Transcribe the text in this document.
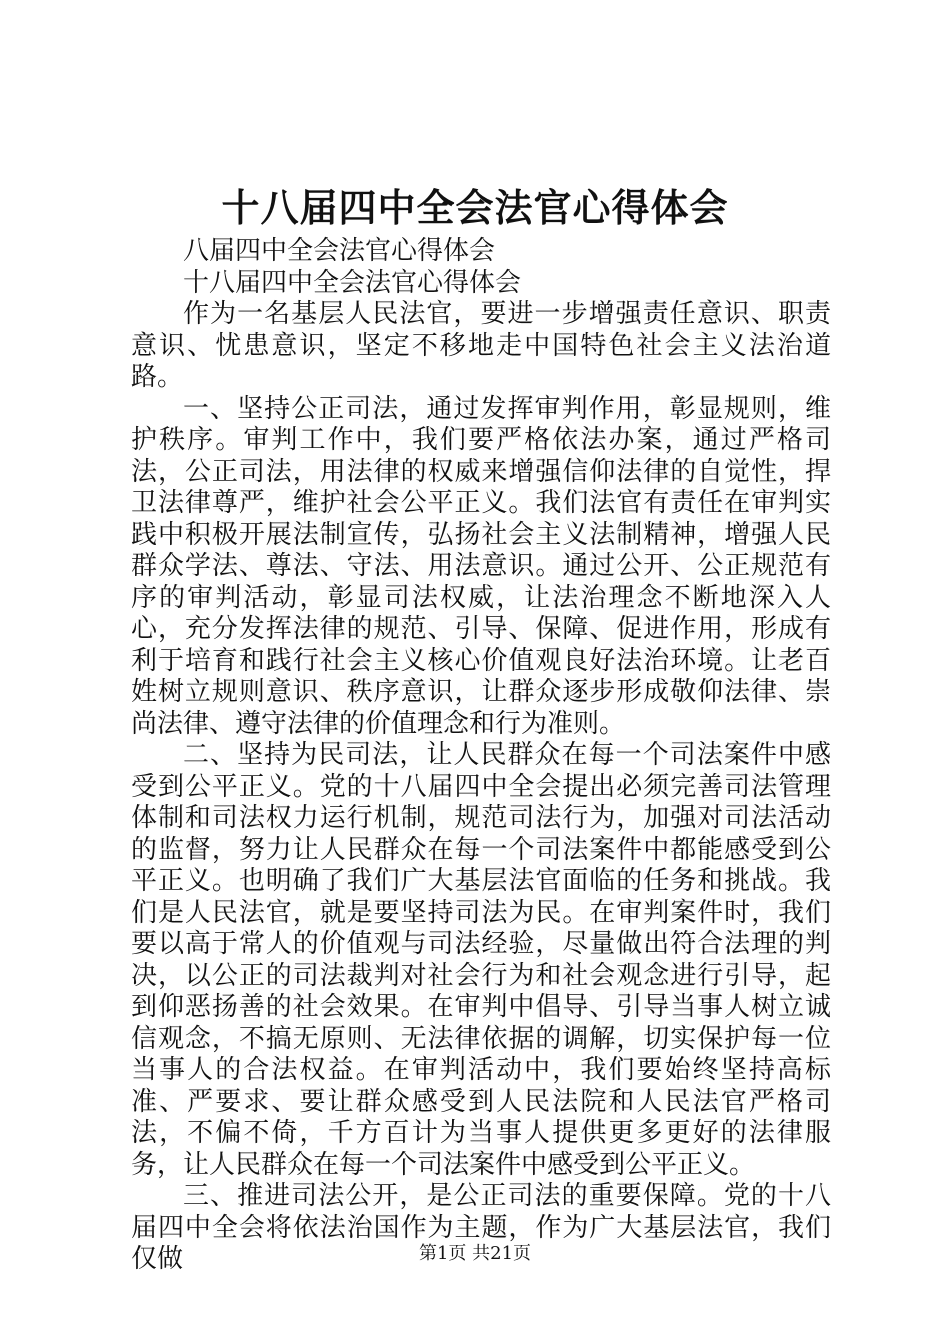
十八届四中全会法官心得体会

八届四中全会法官心得体会

十八届四中全会法官心得体会

作为一名基层人民法官，要进一步增强责任意识、职责意识、忧患意识，坚定不移地走中国特色社会主义法治道路。

一、坚持公正司法，通过发挥审判作用，彰显规则，维护秩序。审判工作中，我们要严格依法办案，通过严格司法，公正司法，用法律的权威来增强信仰法律的自觉性，捍卫法律尊严，维护社会公平正义。我们法官有责任在审判实践中积极开展法制宣传，弘扬社会主义法制精神，增强人民群众学法、尊法、守法、用法意识。通过公开、公正规范有序的审判活动，彰显司法权威，让法治理念不断地深入人心，充分发挥法律的规范、引导、保障、促进作用，形成有利于培育和践行社会主义核心价值观良好法治环境。让老百姓树立规则意识、秩序意识，让群众逐步形成敬仰法律、崇尚法律、遵守法律的价值理念和行为准则。

二、坚持为民司法，让人民群众在每一个司法案件中感受到公平正义。党的十八届四中全会提出必须完善司法管理体制和司法权力运行机制，规范司法行为，加强对司法活动的监督，努力让人民群众在每一个司法案件中都能感受到公平正义。也明确了我们广大基层法官面临的任务和挑战。我们是人民法官，就是要坚持司法为民。在审判案件时，我们要以高于常人的价值观与司法经验，尽量做出符合法理的判决，以公正的司法裁判对社会行为和社会观念进行引导，起到仰恶扬善的社会效果。在审判中倡导、引导当事人树立诚信观念，不搞无原则、无法律依据的调解，切实保护每一位当事人的合法权益。在审判活动中，我们要始终坚持高标准、严要求、要让群众感受到人民法院和人民法官严格司法，不偏不倚，千方百计为当事人提供更多更好的法律服务，让人民群众在每一个司法案件中感受到公平正义。

三、推进司法公开，是公正司法的重要保障。党的十八届四中全会将依法治国作为主题，作为广大基层法官，我们仅做	第1页 共21页
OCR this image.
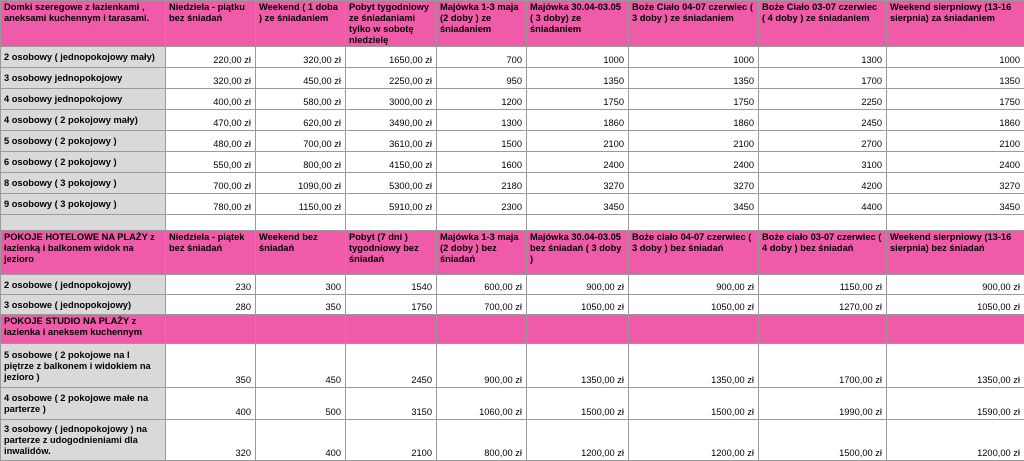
Domki szeregowe z łazienkami , aneksami kuchennym i tarasami.	Niedziela - piątku bez śniadań	Weekend ( 1 doba ) ze śniadaniem	Pobyt tygodniowy ze śniadaniami tylko w sobotę niedzielę	Majówka 1-3 maja (2 doby ) ze śniadaniem	Majówka 30.04-03.05 ( 3 doby) ze śniadaniem	Boże Ciało 04-07 czerwiec ( 3 doby ) ze śniadaniem	Boże Ciało 03-07 czerwiec ( 4 doby ) ze śniadaniem	Weekend sierpniowy (13-16 sierpnia) za śniadaniem
2 osobowy ( jednopokojowy mały)	220,00 zł	320,00 zł	1650,00 zł	700	1000	1000	1300	1000
3 osobowy jednopokojowy	320,00 zł	450,00 zł	2250,00 zł	950	1350	1350	1700	1350
4 osobowy jednopokojowy	400,00 zł	580,00 zł	3000,00 zł	1200	1750	1750	2250	1750
4 osobowy ( 2 pokojowy mały)	470,00 zł	620,00 zł	3490,00 zł	1300	1860	1860	2450	1860
5 osobowy ( 2 pokojowy )	480,00 zł	700,00 zł	3610,00 zł	1500	2100	2100	2700	2100
6 osobowy ( 2 pokojowy )	550,00 zł	800,00 zł	4150,00 zł	1600	2400	2400	3100	2400
8 osobowy ( 3 pokojowy )	700,00 zł	1090,00 zł	5300,00 zł	2180	3270	3270	4200	3270
9 osobowy ( 3 pokojowy )	780,00 zł	1150,00 zł	5910,00 zł	2300	3450	3450	4400	3450

POKOJE HOTELOWE NA PLAŻY z łazienką i balkonem widok na jezioro	Niedziela - piątek bez śniadań	Weekend bez śniadań	Pobyt (7 dni ) tygodniowy bez śniadań	Majówka 1-3 maja (2 doby ) bez śniadań	Majówka 30.04-03.05 bez śniadań ( 3 doby )	Boże ciało 04-07 czerwiec ( 3 doby ) bez śniadań	Boże ciało 03-07 czerwiec ( 4 doby ) bez śniadań	Weekend sierpniowy (13-16 sierpnia) bez śniadań
2 osobowe ( jednopokojowy)	230	300	1540	600,00 zł	900,00 zł	900,00 zł	1150,00 zł	900,00 zł
3 osobowe ( jednopokojowy)	280	350	1750	700,00 zł	1050,00 zł	1050,00 zł	1270,00 zł	1050,00 zł
POKOJE STUDIO NA PLAŻY z łazienka i aneksem kuchennym								
5 osobowe ( 2 pokojowe na I piętrze z balkonem i widokiem na jezioro )	350	450	2450	900,00 zł	1350,00 zł	1350,00 zł	1700,00 zł	1350,00 zł
4 osobowe ( 2 pokojowe małe na parterze )	400	500	3150	1060,00 zł	1500,00 zł	1500,00 zł	1990,00 zł	1590,00 zł
3 osobowy ( jednopokojowy ) na parterze z udogodnieniami dla inwalidów.	320	400	2100	800,00 zł	1200,00 zł	1200,00 zł	1500,00 zł	1200,00 zł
______________________________
Requirement:
Locate all lines that include the word "pokojowe" and copy them out.

Finished exercise:
5 osobowe ( 2 pokojowe na I piętrze z balkonem i widokiem na jezioro )	350	450	2450	900,00 zł	1350,00 zł	1350,00 zł	1700,00 zł	1350,00 zł
4 osobowe ( 2 pokojowe małe na parterze )	400	500	3150	1060,00 zł	1500,00 zł	1500,00 zł	1990,00 zł	1590,00 zł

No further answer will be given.